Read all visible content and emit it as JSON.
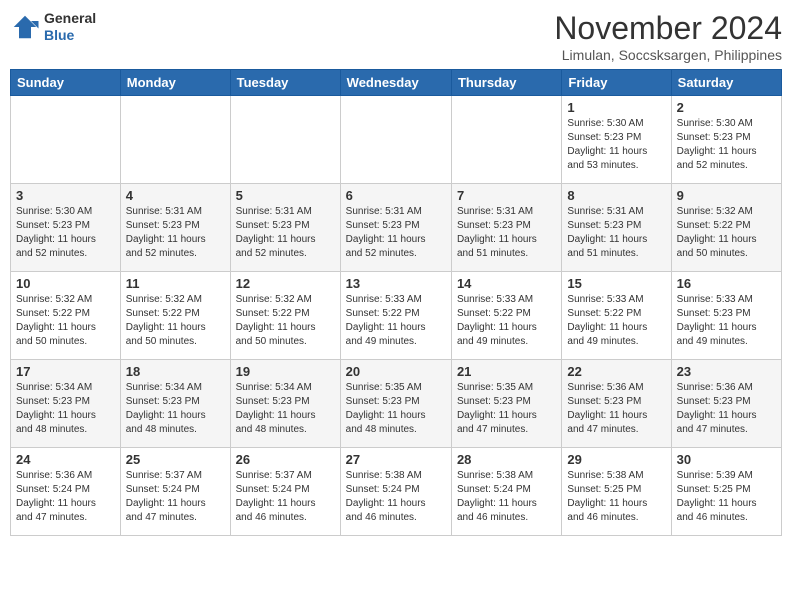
{
  "header": {
    "logo_general": "General",
    "logo_blue": "Blue",
    "month": "November 2024",
    "location": "Limulan, Soccsksargen, Philippines"
  },
  "days_of_week": [
    "Sunday",
    "Monday",
    "Tuesday",
    "Wednesday",
    "Thursday",
    "Friday",
    "Saturday"
  ],
  "weeks": [
    [
      {
        "day": "",
        "info": ""
      },
      {
        "day": "",
        "info": ""
      },
      {
        "day": "",
        "info": ""
      },
      {
        "day": "",
        "info": ""
      },
      {
        "day": "",
        "info": ""
      },
      {
        "day": "1",
        "info": "Sunrise: 5:30 AM\nSunset: 5:23 PM\nDaylight: 11 hours\nand 53 minutes."
      },
      {
        "day": "2",
        "info": "Sunrise: 5:30 AM\nSunset: 5:23 PM\nDaylight: 11 hours\nand 52 minutes."
      }
    ],
    [
      {
        "day": "3",
        "info": "Sunrise: 5:30 AM\nSunset: 5:23 PM\nDaylight: 11 hours\nand 52 minutes."
      },
      {
        "day": "4",
        "info": "Sunrise: 5:31 AM\nSunset: 5:23 PM\nDaylight: 11 hours\nand 52 minutes."
      },
      {
        "day": "5",
        "info": "Sunrise: 5:31 AM\nSunset: 5:23 PM\nDaylight: 11 hours\nand 52 minutes."
      },
      {
        "day": "6",
        "info": "Sunrise: 5:31 AM\nSunset: 5:23 PM\nDaylight: 11 hours\nand 52 minutes."
      },
      {
        "day": "7",
        "info": "Sunrise: 5:31 AM\nSunset: 5:23 PM\nDaylight: 11 hours\nand 51 minutes."
      },
      {
        "day": "8",
        "info": "Sunrise: 5:31 AM\nSunset: 5:23 PM\nDaylight: 11 hours\nand 51 minutes."
      },
      {
        "day": "9",
        "info": "Sunrise: 5:32 AM\nSunset: 5:22 PM\nDaylight: 11 hours\nand 50 minutes."
      }
    ],
    [
      {
        "day": "10",
        "info": "Sunrise: 5:32 AM\nSunset: 5:22 PM\nDaylight: 11 hours\nand 50 minutes."
      },
      {
        "day": "11",
        "info": "Sunrise: 5:32 AM\nSunset: 5:22 PM\nDaylight: 11 hours\nand 50 minutes."
      },
      {
        "day": "12",
        "info": "Sunrise: 5:32 AM\nSunset: 5:22 PM\nDaylight: 11 hours\nand 50 minutes."
      },
      {
        "day": "13",
        "info": "Sunrise: 5:33 AM\nSunset: 5:22 PM\nDaylight: 11 hours\nand 49 minutes."
      },
      {
        "day": "14",
        "info": "Sunrise: 5:33 AM\nSunset: 5:22 PM\nDaylight: 11 hours\nand 49 minutes."
      },
      {
        "day": "15",
        "info": "Sunrise: 5:33 AM\nSunset: 5:22 PM\nDaylight: 11 hours\nand 49 minutes."
      },
      {
        "day": "16",
        "info": "Sunrise: 5:33 AM\nSunset: 5:23 PM\nDaylight: 11 hours\nand 49 minutes."
      }
    ],
    [
      {
        "day": "17",
        "info": "Sunrise: 5:34 AM\nSunset: 5:23 PM\nDaylight: 11 hours\nand 48 minutes."
      },
      {
        "day": "18",
        "info": "Sunrise: 5:34 AM\nSunset: 5:23 PM\nDaylight: 11 hours\nand 48 minutes."
      },
      {
        "day": "19",
        "info": "Sunrise: 5:34 AM\nSunset: 5:23 PM\nDaylight: 11 hours\nand 48 minutes."
      },
      {
        "day": "20",
        "info": "Sunrise: 5:35 AM\nSunset: 5:23 PM\nDaylight: 11 hours\nand 48 minutes."
      },
      {
        "day": "21",
        "info": "Sunrise: 5:35 AM\nSunset: 5:23 PM\nDaylight: 11 hours\nand 47 minutes."
      },
      {
        "day": "22",
        "info": "Sunrise: 5:36 AM\nSunset: 5:23 PM\nDaylight: 11 hours\nand 47 minutes."
      },
      {
        "day": "23",
        "info": "Sunrise: 5:36 AM\nSunset: 5:23 PM\nDaylight: 11 hours\nand 47 minutes."
      }
    ],
    [
      {
        "day": "24",
        "info": "Sunrise: 5:36 AM\nSunset: 5:24 PM\nDaylight: 11 hours\nand 47 minutes."
      },
      {
        "day": "25",
        "info": "Sunrise: 5:37 AM\nSunset: 5:24 PM\nDaylight: 11 hours\nand 47 minutes."
      },
      {
        "day": "26",
        "info": "Sunrise: 5:37 AM\nSunset: 5:24 PM\nDaylight: 11 hours\nand 46 minutes."
      },
      {
        "day": "27",
        "info": "Sunrise: 5:38 AM\nSunset: 5:24 PM\nDaylight: 11 hours\nand 46 minutes."
      },
      {
        "day": "28",
        "info": "Sunrise: 5:38 AM\nSunset: 5:24 PM\nDaylight: 11 hours\nand 46 minutes."
      },
      {
        "day": "29",
        "info": "Sunrise: 5:38 AM\nSunset: 5:25 PM\nDaylight: 11 hours\nand 46 minutes."
      },
      {
        "day": "30",
        "info": "Sunrise: 5:39 AM\nSunset: 5:25 PM\nDaylight: 11 hours\nand 46 minutes."
      }
    ]
  ]
}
====================
**Work instructions**
Your task is to reproduce all of the material exactly. The pictures stay out.

**Reply**
Read all visible content and emit it as JSON.
{
  "header": {
    "logo_general": "General",
    "logo_blue": "Blue",
    "month": "November 2024",
    "location": "Limulan, Soccsksargen, Philippines"
  },
  "days_of_week": [
    "Sunday",
    "Monday",
    "Tuesday",
    "Wednesday",
    "Thursday",
    "Friday",
    "Saturday"
  ],
  "weeks": [
    [
      {
        "day": "",
        "info": ""
      },
      {
        "day": "",
        "info": ""
      },
      {
        "day": "",
        "info": ""
      },
      {
        "day": "",
        "info": ""
      },
      {
        "day": "",
        "info": ""
      },
      {
        "day": "1",
        "info": "Sunrise: 5:30 AM\nSunset: 5:23 PM\nDaylight: 11 hours\nand 53 minutes."
      },
      {
        "day": "2",
        "info": "Sunrise: 5:30 AM\nSunset: 5:23 PM\nDaylight: 11 hours\nand 52 minutes."
      }
    ],
    [
      {
        "day": "3",
        "info": "Sunrise: 5:30 AM\nSunset: 5:23 PM\nDaylight: 11 hours\nand 52 minutes."
      },
      {
        "day": "4",
        "info": "Sunrise: 5:31 AM\nSunset: 5:23 PM\nDaylight: 11 hours\nand 52 minutes."
      },
      {
        "day": "5",
        "info": "Sunrise: 5:31 AM\nSunset: 5:23 PM\nDaylight: 11 hours\nand 52 minutes."
      },
      {
        "day": "6",
        "info": "Sunrise: 5:31 AM\nSunset: 5:23 PM\nDaylight: 11 hours\nand 52 minutes."
      },
      {
        "day": "7",
        "info": "Sunrise: 5:31 AM\nSunset: 5:23 PM\nDaylight: 11 hours\nand 51 minutes."
      },
      {
        "day": "8",
        "info": "Sunrise: 5:31 AM\nSunset: 5:23 PM\nDaylight: 11 hours\nand 51 minutes."
      },
      {
        "day": "9",
        "info": "Sunrise: 5:32 AM\nSunset: 5:22 PM\nDaylight: 11 hours\nand 50 minutes."
      }
    ],
    [
      {
        "day": "10",
        "info": "Sunrise: 5:32 AM\nSunset: 5:22 PM\nDaylight: 11 hours\nand 50 minutes."
      },
      {
        "day": "11",
        "info": "Sunrise: 5:32 AM\nSunset: 5:22 PM\nDaylight: 11 hours\nand 50 minutes."
      },
      {
        "day": "12",
        "info": "Sunrise: 5:32 AM\nSunset: 5:22 PM\nDaylight: 11 hours\nand 50 minutes."
      },
      {
        "day": "13",
        "info": "Sunrise: 5:33 AM\nSunset: 5:22 PM\nDaylight: 11 hours\nand 49 minutes."
      },
      {
        "day": "14",
        "info": "Sunrise: 5:33 AM\nSunset: 5:22 PM\nDaylight: 11 hours\nand 49 minutes."
      },
      {
        "day": "15",
        "info": "Sunrise: 5:33 AM\nSunset: 5:22 PM\nDaylight: 11 hours\nand 49 minutes."
      },
      {
        "day": "16",
        "info": "Sunrise: 5:33 AM\nSunset: 5:23 PM\nDaylight: 11 hours\nand 49 minutes."
      }
    ],
    [
      {
        "day": "17",
        "info": "Sunrise: 5:34 AM\nSunset: 5:23 PM\nDaylight: 11 hours\nand 48 minutes."
      },
      {
        "day": "18",
        "info": "Sunrise: 5:34 AM\nSunset: 5:23 PM\nDaylight: 11 hours\nand 48 minutes."
      },
      {
        "day": "19",
        "info": "Sunrise: 5:34 AM\nSunset: 5:23 PM\nDaylight: 11 hours\nand 48 minutes."
      },
      {
        "day": "20",
        "info": "Sunrise: 5:35 AM\nSunset: 5:23 PM\nDaylight: 11 hours\nand 48 minutes."
      },
      {
        "day": "21",
        "info": "Sunrise: 5:35 AM\nSunset: 5:23 PM\nDaylight: 11 hours\nand 47 minutes."
      },
      {
        "day": "22",
        "info": "Sunrise: 5:36 AM\nSunset: 5:23 PM\nDaylight: 11 hours\nand 47 minutes."
      },
      {
        "day": "23",
        "info": "Sunrise: 5:36 AM\nSunset: 5:23 PM\nDaylight: 11 hours\nand 47 minutes."
      }
    ],
    [
      {
        "day": "24",
        "info": "Sunrise: 5:36 AM\nSunset: 5:24 PM\nDaylight: 11 hours\nand 47 minutes."
      },
      {
        "day": "25",
        "info": "Sunrise: 5:37 AM\nSunset: 5:24 PM\nDaylight: 11 hours\nand 47 minutes."
      },
      {
        "day": "26",
        "info": "Sunrise: 5:37 AM\nSunset: 5:24 PM\nDaylight: 11 hours\nand 46 minutes."
      },
      {
        "day": "27",
        "info": "Sunrise: 5:38 AM\nSunset: 5:24 PM\nDaylight: 11 hours\nand 46 minutes."
      },
      {
        "day": "28",
        "info": "Sunrise: 5:38 AM\nSunset: 5:24 PM\nDaylight: 11 hours\nand 46 minutes."
      },
      {
        "day": "29",
        "info": "Sunrise: 5:38 AM\nSunset: 5:25 PM\nDaylight: 11 hours\nand 46 minutes."
      },
      {
        "day": "30",
        "info": "Sunrise: 5:39 AM\nSunset: 5:25 PM\nDaylight: 11 hours\nand 46 minutes."
      }
    ]
  ]
}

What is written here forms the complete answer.